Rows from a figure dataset
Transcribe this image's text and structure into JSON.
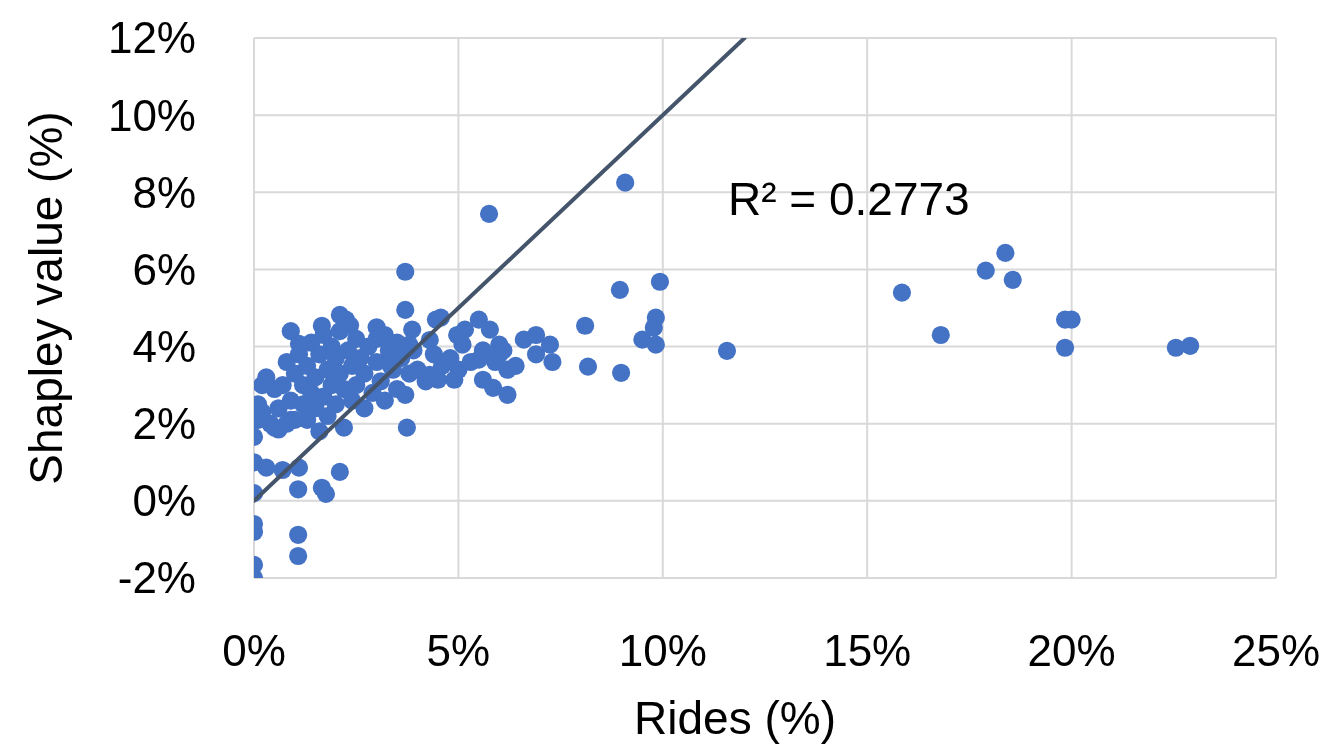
{
  "chart_data": {
    "type": "scatter",
    "xlabel": "Rides (%)",
    "ylabel": "Shapley value (%)",
    "xlim": [
      0,
      25
    ],
    "xticks": [
      {
        "value": 0,
        "label": "0%"
      },
      {
        "value": 5,
        "label": "5%"
      },
      {
        "value": 10,
        "label": "10%"
      },
      {
        "value": 15,
        "label": "15%"
      },
      {
        "value": 20,
        "label": "20%"
      },
      {
        "value": 25,
        "label": "25%"
      }
    ],
    "ylim": [
      -2,
      12
    ],
    "yticks": [
      {
        "value": -2,
        "label": "-2%"
      },
      {
        "value": 0,
        "label": "0%"
      },
      {
        "value": 2,
        "label": "2%"
      },
      {
        "value": 4,
        "label": "4%"
      },
      {
        "value": 6,
        "label": "6%"
      },
      {
        "value": 8,
        "label": "8%"
      },
      {
        "value": 10,
        "label": "10%"
      },
      {
        "value": 12,
        "label": "12%"
      }
    ],
    "grid": true,
    "annotations": [
      "R² = 0.2773"
    ],
    "series": [
      {
        "color": "#4472c4",
        "marker": "circle",
        "x": [
          0,
          0,
          0,
          0,
          1.08,
          1.08,
          0,
          0,
          0.3,
          0.7,
          1.08,
          1.1,
          1.66,
          1.76,
          2.1,
          3.74,
          0,
          0.1,
          0.1,
          0.2,
          0.3,
          0.6,
          0.9,
          0.9,
          1.1,
          1.66,
          2.1,
          2.25,
          2.35,
          3.0,
          3.2,
          3.7,
          3.7,
          3.87,
          3.8,
          4.45,
          4.57,
          4.3,
          4.0,
          3.7,
          3.33,
          4.97,
          5.1,
          5.16,
          5.5,
          5.6,
          5.85,
          6.2,
          6.2,
          5.5,
          5.77,
          6.0,
          6.0,
          6.6,
          6.9,
          6.9,
          7.24,
          7.3,
          8.17,
          8.1,
          8.98,
          8.95,
          9.08,
          5.75,
          9.5,
          9.78,
          9.83,
          9.83,
          9.93,
          11.57,
          15.85,
          16.8,
          17.9,
          18.38,
          18.56,
          19.84,
          20.0,
          19.84,
          22.55,
          22.9,
          4.5,
          4.3,
          4.9,
          0.2,
          0.4,
          0.5,
          0.5,
          0.6,
          0.7,
          0.8,
          0.8,
          0.9,
          1.0,
          1.0,
          1.1,
          1.2,
          1.2,
          1.3,
          1.3,
          1.4,
          1.4,
          1.5,
          1.5,
          1.6,
          1.6,
          1.7,
          1.7,
          1.8,
          1.8,
          1.9,
          1.9,
          2.0,
          2.0,
          2.1,
          2.1,
          2.2,
          2.2,
          2.3,
          2.4,
          2.4,
          2.5,
          2.5,
          2.6,
          2.7,
          2.7,
          2.8,
          2.9,
          3.0,
          3.0,
          3.1,
          3.2,
          3.3,
          3.4,
          3.5,
          3.5,
          3.6,
          3.8,
          3.9,
          4.2,
          4.4,
          4.6,
          4.8,
          5.0,
          5.3,
          5.6,
          5.9,
          6.1,
          6.4
        ],
        "values": [
          -2.0,
          -1.66,
          -0.8,
          -0.6,
          -0.88,
          -1.43,
          0.2,
          1.0,
          0.86,
          0.8,
          0.3,
          0.86,
          0.34,
          0.18,
          0.75,
          1.9,
          1.66,
          2.1,
          2.5,
          3.0,
          3.2,
          1.85,
          2.1,
          4.4,
          4.07,
          4.54,
          4.82,
          4.7,
          4.55,
          4.5,
          4.3,
          5.94,
          4.95,
          4.44,
          4.05,
          4.7,
          4.75,
          4.17,
          3.4,
          2.75,
          3.53,
          4.3,
          4.05,
          4.44,
          3.66,
          3.14,
          2.93,
          3.4,
          2.75,
          4.7,
          4.44,
          4.05,
          3.8,
          4.18,
          4.3,
          3.8,
          4.05,
          3.6,
          3.48,
          4.54,
          3.32,
          5.47,
          8.25,
          7.44,
          4.18,
          4.49,
          4.75,
          4.05,
          5.68,
          3.89,
          5.4,
          4.3,
          5.97,
          6.43,
          5.73,
          4.7,
          4.7,
          3.97,
          3.97,
          4.02,
          3.14,
          3.27,
          3.14,
          2.3,
          2.0,
          2.9,
          1.9,
          2.4,
          3.0,
          3.6,
          2.0,
          2.6,
          3.3,
          2.1,
          3.8,
          2.5,
          3.0,
          3.5,
          2.1,
          4.1,
          2.8,
          3.2,
          2.4,
          3.8,
          1.8,
          4.3,
          2.7,
          3.4,
          2.2,
          4.0,
          3.0,
          3.7,
          2.5,
          4.4,
          3.3,
          2.9,
          1.9,
          3.9,
          3.5,
          2.6,
          4.2,
          3.0,
          3.7,
          2.4,
          3.3,
          4.0,
          2.8,
          3.6,
          4.2,
          3.1,
          2.6,
          3.9,
          3.4,
          4.1,
          2.9,
          3.7,
          3.3,
          3.9,
          3.1,
          3.8,
          3.5,
          3.7,
          3.4,
          3.6,
          3.9,
          3.6,
          3.9,
          3.5
        ]
      },
      {
        "type": "line",
        "color": "#44546a",
        "line_style": "solid",
        "x": [
          0,
          12
        ],
        "values": [
          0,
          12
        ]
      }
    ]
  }
}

WHAT YOU SHOULD DO :: Quote the data exactly, leaving every image out of the copy.

WORKED SOLUTION ::
Transcribe this image's text and structure into JSON.
{
  "chart_data": {
    "type": "scatter",
    "xlabel": "Rides (%)",
    "ylabel": "Shapley value (%)",
    "xlim": [
      0,
      25
    ],
    "xticks": [
      {
        "value": 0,
        "label": "0%"
      },
      {
        "value": 5,
        "label": "5%"
      },
      {
        "value": 10,
        "label": "10%"
      },
      {
        "value": 15,
        "label": "15%"
      },
      {
        "value": 20,
        "label": "20%"
      },
      {
        "value": 25,
        "label": "25%"
      }
    ],
    "ylim": [
      -2,
      12
    ],
    "yticks": [
      {
        "value": -2,
        "label": "-2%"
      },
      {
        "value": 0,
        "label": "0%"
      },
      {
        "value": 2,
        "label": "2%"
      },
      {
        "value": 4,
        "label": "4%"
      },
      {
        "value": 6,
        "label": "6%"
      },
      {
        "value": 8,
        "label": "8%"
      },
      {
        "value": 10,
        "label": "10%"
      },
      {
        "value": 12,
        "label": "12%"
      }
    ],
    "grid": true,
    "annotations": [
      "R² = 0.2773"
    ],
    "series": [
      {
        "color": "#4472c4",
        "marker": "circle",
        "x": [
          0,
          0,
          0,
          0,
          1.08,
          1.08,
          0,
          0,
          0.3,
          0.7,
          1.08,
          1.1,
          1.66,
          1.76,
          2.1,
          3.74,
          0,
          0.1,
          0.1,
          0.2,
          0.3,
          0.6,
          0.9,
          0.9,
          1.1,
          1.66,
          2.1,
          2.25,
          2.35,
          3.0,
          3.2,
          3.7,
          3.7,
          3.87,
          3.8,
          4.45,
          4.57,
          4.3,
          4.0,
          3.7,
          3.33,
          4.97,
          5.1,
          5.16,
          5.5,
          5.6,
          5.85,
          6.2,
          6.2,
          5.5,
          5.77,
          6.0,
          6.0,
          6.6,
          6.9,
          6.9,
          7.24,
          7.3,
          8.17,
          8.1,
          8.98,
          8.95,
          9.08,
          5.75,
          9.5,
          9.78,
          9.83,
          9.83,
          9.93,
          11.57,
          15.85,
          16.8,
          17.9,
          18.38,
          18.56,
          19.84,
          20.0,
          19.84,
          22.55,
          22.9,
          4.5,
          4.3,
          4.9,
          0.2,
          0.4,
          0.5,
          0.5,
          0.6,
          0.7,
          0.8,
          0.8,
          0.9,
          1.0,
          1.0,
          1.1,
          1.2,
          1.2,
          1.3,
          1.3,
          1.4,
          1.4,
          1.5,
          1.5,
          1.6,
          1.6,
          1.7,
          1.7,
          1.8,
          1.8,
          1.9,
          1.9,
          2.0,
          2.0,
          2.1,
          2.1,
          2.2,
          2.2,
          2.3,
          2.4,
          2.4,
          2.5,
          2.5,
          2.6,
          2.7,
          2.7,
          2.8,
          2.9,
          3.0,
          3.0,
          3.1,
          3.2,
          3.3,
          3.4,
          3.5,
          3.5,
          3.6,
          3.8,
          3.9,
          4.2,
          4.4,
          4.6,
          4.8,
          5.0,
          5.3,
          5.6,
          5.9,
          6.1,
          6.4
        ],
        "values": [
          -2.0,
          -1.66,
          -0.8,
          -0.6,
          -0.88,
          -1.43,
          0.2,
          1.0,
          0.86,
          0.8,
          0.3,
          0.86,
          0.34,
          0.18,
          0.75,
          1.9,
          1.66,
          2.1,
          2.5,
          3.0,
          3.2,
          1.85,
          2.1,
          4.4,
          4.07,
          4.54,
          4.82,
          4.7,
          4.55,
          4.5,
          4.3,
          5.94,
          4.95,
          4.44,
          4.05,
          4.7,
          4.75,
          4.17,
          3.4,
          2.75,
          3.53,
          4.3,
          4.05,
          4.44,
          3.66,
          3.14,
          2.93,
          3.4,
          2.75,
          4.7,
          4.44,
          4.05,
          3.8,
          4.18,
          4.3,
          3.8,
          4.05,
          3.6,
          3.48,
          4.54,
          3.32,
          5.47,
          8.25,
          7.44,
          4.18,
          4.49,
          4.75,
          4.05,
          5.68,
          3.89,
          5.4,
          4.3,
          5.97,
          6.43,
          5.73,
          4.7,
          4.7,
          3.97,
          3.97,
          4.02,
          3.14,
          3.27,
          3.14,
          2.3,
          2.0,
          2.9,
          1.9,
          2.4,
          3.0,
          3.6,
          2.0,
          2.6,
          3.3,
          2.1,
          3.8,
          2.5,
          3.0,
          3.5,
          2.1,
          4.1,
          2.8,
          3.2,
          2.4,
          3.8,
          1.8,
          4.3,
          2.7,
          3.4,
          2.2,
          4.0,
          3.0,
          3.7,
          2.5,
          4.4,
          3.3,
          2.9,
          1.9,
          3.9,
          3.5,
          2.6,
          4.2,
          3.0,
          3.7,
          2.4,
          3.3,
          4.0,
          2.8,
          3.6,
          4.2,
          3.1,
          2.6,
          3.9,
          3.4,
          4.1,
          2.9,
          3.7,
          3.3,
          3.9,
          3.1,
          3.8,
          3.5,
          3.7,
          3.4,
          3.6,
          3.9,
          3.6,
          3.9,
          3.5
        ]
      },
      {
        "type": "line",
        "color": "#44546a",
        "line_style": "solid",
        "x": [
          0,
          12
        ],
        "values": [
          0,
          12
        ]
      }
    ]
  }
}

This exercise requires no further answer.